THE PROBLEM
Pick out the lines below that contain the string "exclusão" and copy them all.

## Start MATERIAL TO PROCESS

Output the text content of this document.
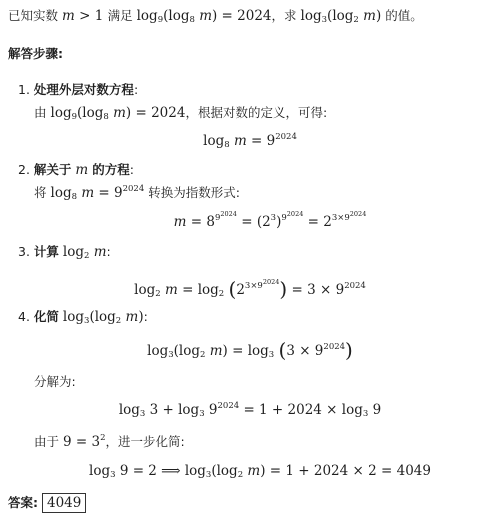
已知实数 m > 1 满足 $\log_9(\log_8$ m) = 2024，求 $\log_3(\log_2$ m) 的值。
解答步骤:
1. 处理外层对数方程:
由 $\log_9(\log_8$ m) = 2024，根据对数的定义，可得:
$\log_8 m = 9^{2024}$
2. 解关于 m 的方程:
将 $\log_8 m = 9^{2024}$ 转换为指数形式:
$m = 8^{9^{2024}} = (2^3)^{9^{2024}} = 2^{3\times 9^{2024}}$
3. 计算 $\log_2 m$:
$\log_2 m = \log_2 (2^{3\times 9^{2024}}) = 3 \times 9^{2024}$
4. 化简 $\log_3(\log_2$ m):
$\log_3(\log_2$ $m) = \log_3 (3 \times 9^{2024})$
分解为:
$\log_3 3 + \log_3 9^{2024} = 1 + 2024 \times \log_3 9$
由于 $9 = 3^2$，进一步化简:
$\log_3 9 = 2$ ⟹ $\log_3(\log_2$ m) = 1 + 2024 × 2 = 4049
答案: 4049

## End MATERIAL TO PROCESS
## Start MATERIAL TO PROCESS

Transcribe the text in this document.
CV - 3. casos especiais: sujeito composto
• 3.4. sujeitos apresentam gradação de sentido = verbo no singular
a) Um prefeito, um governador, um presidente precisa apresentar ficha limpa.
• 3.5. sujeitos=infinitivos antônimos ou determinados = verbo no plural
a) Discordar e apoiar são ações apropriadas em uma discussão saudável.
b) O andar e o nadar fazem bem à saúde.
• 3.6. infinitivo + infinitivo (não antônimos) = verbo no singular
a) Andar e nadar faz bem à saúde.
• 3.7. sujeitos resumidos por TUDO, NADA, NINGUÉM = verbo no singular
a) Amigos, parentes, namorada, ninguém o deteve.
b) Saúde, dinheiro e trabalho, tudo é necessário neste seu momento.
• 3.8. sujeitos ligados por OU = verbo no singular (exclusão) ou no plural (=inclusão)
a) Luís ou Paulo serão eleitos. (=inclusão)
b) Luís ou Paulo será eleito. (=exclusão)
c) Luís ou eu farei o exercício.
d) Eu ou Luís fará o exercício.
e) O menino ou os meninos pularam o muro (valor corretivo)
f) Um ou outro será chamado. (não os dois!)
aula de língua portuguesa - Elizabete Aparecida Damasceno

## End MATERIAL TO PROCESS

WRITTEN SOLUTION
• 3.8. sujeitos ligados por OU = verbo no singular (exclusão) ou no plural (=inclusão)
b) Luís ou Paulo será eleito. (=exclusão)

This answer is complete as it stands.